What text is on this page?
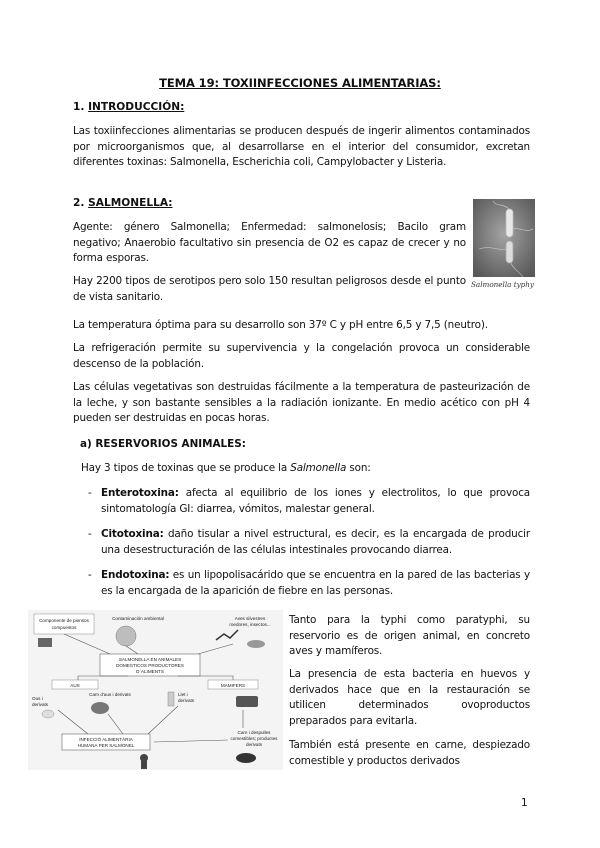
TEMA 19: TOXIINFECCIONES ALIMENTARIAS:
1. INTRODUCCIÓN:

Las toxiinfecciones alimentarias se producen después de ingerir alimentos contaminados por microorganismos que, al desarrollarse en el interior del consumidor, excretan diferentes toxinas: Salmonella, Escherichia coli, Campylobacter y Listeria.

2. SALMONELLA:

Agente: género Salmonella; Enfermedad: salmonelosis; Bacilo gram negativo; Anaerobio facultativo sin presencia de O2 es capaz de crecer y no forma esporas.

Hay 2200 tipos de serotipos pero solo 150 resultan peligrosos desde el punto de vista sanitario.

Salmonella typhy

La temperatura óptima para su desarrollo son 37º C y pH entre 6,5 y 7,5 (neutro).

La refrigeración permite su supervivencia y la congelación provoca un considerable descenso de la población.

Las células vegetativas son destruidas fácilmente a la temperatura de pasteurización de la leche, y son bastante sensibles a la radiación ionizante. En medio acético con pH 4 pueden ser destruidas en pocas horas.

a) RESERVORIOS ANIMALES:
Hay 3 tipos de toxinas que se produce la Salmonella son:
- Enterotoxina: afecta al equilibrio de los iones y electrolitos, lo que provoca sintomatología GI: diarrea, vómitos, malestar general.
- Citotoxina: daño tisular a nivel estructural, es decir, es la encargada de producir una desestructuración de las células intestinales provocando diarrea.
- Endotoxina: es un lipopolisacárido que se encuentra en la pared de las bacterias y es la encargada de la aparición de fiebre en las personas.
Componente de piensos
compuestos
Contaminación ambiental	Aves silvestres
roedores, insectos...
SALMONELLA EN ANIMALES
DOMESTICOS PRODUCTORES
D´ALIMENTS
AUS	MAMIFERS
Ous i
derivats
Carn d'aus i derivats	Llet i
derivats
INFECCIÓ ALIMENTÀRIA
HUMANA PER SALMONEL
Carn i despulles
comestibles; productes
derivats

Tanto para la typhi como paratyphi, su reservorio es de origen animal, en concreto aves y mamíferos.

La presencia de esta bacteria en huevos y derivados hace que en la restauración se utilicen determinados ovoproductos preparados para evitarla.

También está presente en carne, despiezado comestible y productos derivados

1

....

▶ [Directions for this task]: Sift the material for lines that include the word "ANIMALES", and copy each one.

▶ [Answer section]:
a) RESERVORIOS ANIMALES:
SALMONELLA EN ANIMALES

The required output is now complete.